• TO DO
Work out the number of lines containing "kreatywności". Answer with nothing but that number.

• MATERIAL FOR THIS EXERCISE
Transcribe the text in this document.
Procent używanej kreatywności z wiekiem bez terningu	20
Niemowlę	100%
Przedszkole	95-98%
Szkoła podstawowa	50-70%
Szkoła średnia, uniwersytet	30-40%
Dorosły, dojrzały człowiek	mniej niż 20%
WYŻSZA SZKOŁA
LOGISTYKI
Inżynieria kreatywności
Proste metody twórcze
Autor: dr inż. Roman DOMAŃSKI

• ANSWER BELOW
2